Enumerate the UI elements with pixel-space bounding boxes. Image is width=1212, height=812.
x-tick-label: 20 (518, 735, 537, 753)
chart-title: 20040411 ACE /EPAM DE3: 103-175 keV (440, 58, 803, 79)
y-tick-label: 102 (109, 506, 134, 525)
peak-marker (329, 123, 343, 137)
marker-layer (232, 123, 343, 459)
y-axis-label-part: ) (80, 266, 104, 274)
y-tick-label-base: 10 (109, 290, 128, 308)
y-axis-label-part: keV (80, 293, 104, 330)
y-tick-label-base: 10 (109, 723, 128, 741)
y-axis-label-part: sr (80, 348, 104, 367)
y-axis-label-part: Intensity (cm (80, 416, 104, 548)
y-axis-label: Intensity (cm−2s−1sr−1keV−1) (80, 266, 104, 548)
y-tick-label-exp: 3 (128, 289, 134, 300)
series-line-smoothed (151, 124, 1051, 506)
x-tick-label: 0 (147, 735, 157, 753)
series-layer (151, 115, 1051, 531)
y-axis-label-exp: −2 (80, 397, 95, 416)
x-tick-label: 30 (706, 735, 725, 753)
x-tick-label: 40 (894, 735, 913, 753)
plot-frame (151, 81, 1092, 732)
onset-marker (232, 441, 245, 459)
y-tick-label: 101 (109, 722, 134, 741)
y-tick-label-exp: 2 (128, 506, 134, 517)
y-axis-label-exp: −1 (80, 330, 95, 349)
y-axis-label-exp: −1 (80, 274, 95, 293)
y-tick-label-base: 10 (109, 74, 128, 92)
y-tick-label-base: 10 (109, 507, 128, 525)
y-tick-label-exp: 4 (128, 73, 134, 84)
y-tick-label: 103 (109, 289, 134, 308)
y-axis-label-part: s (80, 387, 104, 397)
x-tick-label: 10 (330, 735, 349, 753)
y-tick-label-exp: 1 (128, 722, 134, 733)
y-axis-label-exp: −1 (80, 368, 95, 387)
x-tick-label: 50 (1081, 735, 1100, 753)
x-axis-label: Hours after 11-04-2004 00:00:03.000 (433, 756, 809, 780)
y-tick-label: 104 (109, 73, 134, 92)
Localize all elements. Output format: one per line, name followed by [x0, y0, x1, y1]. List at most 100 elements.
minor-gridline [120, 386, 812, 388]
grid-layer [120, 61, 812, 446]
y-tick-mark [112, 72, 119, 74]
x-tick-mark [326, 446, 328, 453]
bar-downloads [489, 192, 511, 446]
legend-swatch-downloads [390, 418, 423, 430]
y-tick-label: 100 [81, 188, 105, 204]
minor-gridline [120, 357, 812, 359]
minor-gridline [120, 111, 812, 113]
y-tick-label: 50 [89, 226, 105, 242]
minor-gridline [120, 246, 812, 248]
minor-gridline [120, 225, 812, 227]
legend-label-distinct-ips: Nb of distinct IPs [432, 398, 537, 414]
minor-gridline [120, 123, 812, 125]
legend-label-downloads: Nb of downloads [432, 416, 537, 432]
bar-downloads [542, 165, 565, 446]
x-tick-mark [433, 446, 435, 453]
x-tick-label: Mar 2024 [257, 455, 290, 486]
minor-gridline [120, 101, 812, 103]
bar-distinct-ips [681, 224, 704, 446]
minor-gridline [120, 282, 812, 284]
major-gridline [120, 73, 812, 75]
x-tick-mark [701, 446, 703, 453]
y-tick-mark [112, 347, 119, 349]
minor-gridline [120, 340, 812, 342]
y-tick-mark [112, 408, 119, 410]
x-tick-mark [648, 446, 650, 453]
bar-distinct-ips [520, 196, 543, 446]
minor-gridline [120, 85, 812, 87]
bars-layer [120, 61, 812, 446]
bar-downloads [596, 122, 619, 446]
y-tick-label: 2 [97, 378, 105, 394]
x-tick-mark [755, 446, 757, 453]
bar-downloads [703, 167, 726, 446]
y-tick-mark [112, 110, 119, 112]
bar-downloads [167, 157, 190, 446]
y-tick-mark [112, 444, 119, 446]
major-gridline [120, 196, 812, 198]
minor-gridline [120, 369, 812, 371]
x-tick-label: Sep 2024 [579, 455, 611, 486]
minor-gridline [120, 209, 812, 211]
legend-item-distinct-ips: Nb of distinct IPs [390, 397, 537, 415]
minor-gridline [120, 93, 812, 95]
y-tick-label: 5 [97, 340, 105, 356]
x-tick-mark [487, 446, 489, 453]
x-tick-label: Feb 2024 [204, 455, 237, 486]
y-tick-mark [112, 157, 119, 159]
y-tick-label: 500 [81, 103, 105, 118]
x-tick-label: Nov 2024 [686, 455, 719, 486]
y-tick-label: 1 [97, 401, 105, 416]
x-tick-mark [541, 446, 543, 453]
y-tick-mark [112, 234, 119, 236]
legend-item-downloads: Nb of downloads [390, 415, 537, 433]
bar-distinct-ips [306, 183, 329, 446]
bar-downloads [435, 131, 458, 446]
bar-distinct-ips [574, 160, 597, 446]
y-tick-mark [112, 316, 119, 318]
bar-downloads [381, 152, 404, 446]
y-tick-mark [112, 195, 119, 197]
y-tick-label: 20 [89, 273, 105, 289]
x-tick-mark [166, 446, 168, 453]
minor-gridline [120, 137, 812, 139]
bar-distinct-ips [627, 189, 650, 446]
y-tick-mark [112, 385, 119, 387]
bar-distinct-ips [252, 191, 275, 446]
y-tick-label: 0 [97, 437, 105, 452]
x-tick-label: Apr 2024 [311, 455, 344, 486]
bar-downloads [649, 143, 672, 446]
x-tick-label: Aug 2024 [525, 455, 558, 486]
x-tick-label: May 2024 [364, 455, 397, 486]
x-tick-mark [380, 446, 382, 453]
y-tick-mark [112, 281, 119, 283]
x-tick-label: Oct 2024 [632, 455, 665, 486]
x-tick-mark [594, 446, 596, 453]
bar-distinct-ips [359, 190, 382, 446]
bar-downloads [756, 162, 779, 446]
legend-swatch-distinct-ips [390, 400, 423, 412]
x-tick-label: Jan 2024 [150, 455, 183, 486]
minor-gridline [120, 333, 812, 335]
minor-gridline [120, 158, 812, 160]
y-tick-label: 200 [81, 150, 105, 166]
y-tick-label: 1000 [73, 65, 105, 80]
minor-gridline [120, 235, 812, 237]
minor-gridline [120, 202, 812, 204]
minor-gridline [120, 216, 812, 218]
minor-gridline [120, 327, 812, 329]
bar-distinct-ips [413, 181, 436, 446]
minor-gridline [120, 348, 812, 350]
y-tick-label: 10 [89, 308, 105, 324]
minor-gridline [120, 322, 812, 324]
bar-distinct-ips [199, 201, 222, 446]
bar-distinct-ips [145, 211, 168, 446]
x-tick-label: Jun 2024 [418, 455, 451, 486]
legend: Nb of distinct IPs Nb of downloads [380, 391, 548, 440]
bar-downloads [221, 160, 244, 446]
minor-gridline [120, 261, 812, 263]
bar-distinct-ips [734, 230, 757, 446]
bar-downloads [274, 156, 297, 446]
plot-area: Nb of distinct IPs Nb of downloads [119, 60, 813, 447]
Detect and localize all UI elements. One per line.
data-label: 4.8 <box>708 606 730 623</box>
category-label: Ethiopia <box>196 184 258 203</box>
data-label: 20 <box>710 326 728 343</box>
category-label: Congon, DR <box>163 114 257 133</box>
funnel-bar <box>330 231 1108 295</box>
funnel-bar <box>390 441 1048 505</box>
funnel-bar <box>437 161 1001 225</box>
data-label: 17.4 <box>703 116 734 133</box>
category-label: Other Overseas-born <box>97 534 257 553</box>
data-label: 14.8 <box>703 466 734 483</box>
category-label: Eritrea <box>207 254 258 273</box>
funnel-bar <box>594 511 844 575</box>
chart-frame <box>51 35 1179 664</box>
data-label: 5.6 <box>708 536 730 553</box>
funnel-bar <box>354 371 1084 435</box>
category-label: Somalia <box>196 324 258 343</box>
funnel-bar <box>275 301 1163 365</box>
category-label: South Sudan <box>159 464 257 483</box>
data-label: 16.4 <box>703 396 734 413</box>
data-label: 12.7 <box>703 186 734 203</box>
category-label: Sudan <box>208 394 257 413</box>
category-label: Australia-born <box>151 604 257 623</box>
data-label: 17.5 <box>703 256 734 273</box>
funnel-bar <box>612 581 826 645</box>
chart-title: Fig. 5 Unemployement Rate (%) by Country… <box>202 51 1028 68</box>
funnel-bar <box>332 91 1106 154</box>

────────────────────────────────────────

Stated exercise | Copy out the lines of the items above word for word, from the first line through the line that contains "legend-swatch-downloads [390, 418, 423, 430]", including both.

Result of the exercise |
Enumerate the UI elements with pixel-space bounding boxes. Image is width=1212, height=812.
x-tick-label: 20 (518, 735, 537, 753)
chart-title: 20040411 ACE /EPAM DE3: 103-175 keV (440, 58, 803, 79)
y-tick-label: 102 (109, 506, 134, 525)
peak-marker (329, 123, 343, 137)
marker-layer (232, 123, 343, 459)
y-axis-label-part: ) (80, 266, 104, 274)
y-tick-label-base: 10 (109, 290, 128, 308)
y-axis-label-part: keV (80, 293, 104, 330)
y-tick-label-base: 10 (109, 723, 128, 741)
y-axis-label-part: sr (80, 348, 104, 367)
y-axis-label-part: Intensity (cm (80, 416, 104, 548)
y-axis-label: Intensity (cm−2s−1sr−1keV−1) (80, 266, 104, 548)
y-tick-label-exp: 3 (128, 289, 134, 300)
series-line-smoothed (151, 124, 1051, 506)
x-tick-label: 0 (147, 735, 157, 753)
series-layer (151, 115, 1051, 531)
y-axis-label-exp: −2 (80, 397, 95, 416)
x-tick-label: 30 (706, 735, 725, 753)
x-tick-label: 40 (894, 735, 913, 753)
plot-frame (151, 81, 1092, 732)
onset-marker (232, 441, 245, 459)
y-tick-label: 101 (109, 722, 134, 741)
y-tick-label-exp: 2 (128, 506, 134, 517)
y-axis-label-exp: −1 (80, 330, 95, 349)
y-axis-label-exp: −1 (80, 274, 95, 293)
y-tick-label-base: 10 (109, 74, 128, 92)
y-tick-label-base: 10 (109, 507, 128, 525)
y-tick-label-exp: 4 (128, 73, 134, 84)
y-tick-label: 103 (109, 289, 134, 308)
y-axis-label-part: s (80, 387, 104, 397)
x-tick-label: 10 (330, 735, 349, 753)
y-tick-label-exp: 1 (128, 722, 134, 733)
y-axis-label-exp: −1 (80, 368, 95, 387)
x-tick-label: 50 (1081, 735, 1100, 753)
x-axis-label: Hours after 11-04-2004 00:00:03.000 (433, 756, 809, 780)
y-tick-label: 104 (109, 73, 134, 92)
Localize all elements. Output format: one per line, name followed by [x0, y0, x1, y1]. List at most 100 elements.
minor-gridline [120, 386, 812, 388]
grid-layer [120, 61, 812, 446]
y-tick-mark [112, 72, 119, 74]
x-tick-mark [326, 446, 328, 453]
bar-downloads [489, 192, 511, 446]
legend-swatch-downloads [390, 418, 423, 430]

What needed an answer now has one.